__Records to use__.
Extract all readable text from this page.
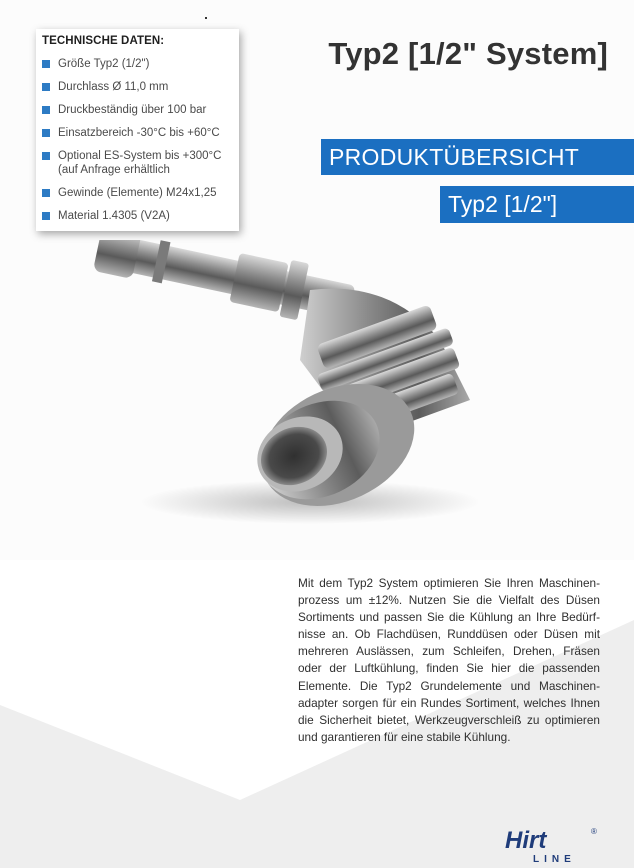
TECHNISCHE DATEN:
Größe Typ2 (1/2")
Durchlass Ø 11,0 mm
Druckbeständig über 100 bar
Einsatzbereich -30°C bis +60°C
Optional ES-System bis +300°C
(auf Anfrage erhältlich
Gewinde (Elemente) M24x1,25
Material 1.4305 (V2A)
Typ2 [1/2" System]
PRODUKTÜBERSICHT
Typ2 [1/2"]
Mit dem Typ2 System optimieren Sie Ihren Maschinen-prozess um ±12%. Nutzen Sie die Vielfalt des Düsen Sortiments und passen Sie die Kühlung an Ihre Bedürf-nisse an. Ob Flachdüsen, Runddüsen oder Düsen mit mehreren Auslässen, zum Schleifen, Drehen, Fräsen oder der Luftkühlung, finden Sie hier die passenden Elemente. Die Typ2 Grundelemente und Maschinen-adapter sorgen für ein Rundes Sortiment, welches Ihnen die Sicherheit bietet, Werkzeugverschleiß zu optimieren und garantieren für eine stabile Kühlung.
Hirt	®
LINE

__Directions__.
Repeat the records above exactly, leaving out the pictures.

__Task result__.
Extract all readable text from this page.
TECHNISCHE DATEN:
Größe Typ2 (1/2")
Durchlass Ø 11,0 mm
Druckbeständig über 100 bar
Einsatzbereich -30°C bis +60°C
Optional ES-System bis +300°C
(auf Anfrage erhältlich
Gewinde (Elemente) M24x1,25
Material 1.4305 (V2A)
Typ2 [1/2" System]
PRODUKTÜBERSICHT
Typ2 [1/2"]
Mit dem Typ2 System optimieren Sie Ihren Maschinen-prozess um ±12%. Nutzen Sie die Vielfalt des Düsen Sortiments und passen Sie die Kühlung an Ihre Bedürf-nisse an. Ob Flachdüsen, Runddüsen oder Düsen mit mehreren Auslässen, zum Schleifen, Drehen, Fräsen oder der Luftkühlung, finden Sie hier die passenden Elemente. Die Typ2 Grundelemente und Maschinen-adapter sorgen für ein Rundes Sortiment, welches Ihnen die Sicherheit bietet, Werkzeugverschleiß zu optimieren und garantieren für eine stabile Kühlung.
Hirt	®
LINE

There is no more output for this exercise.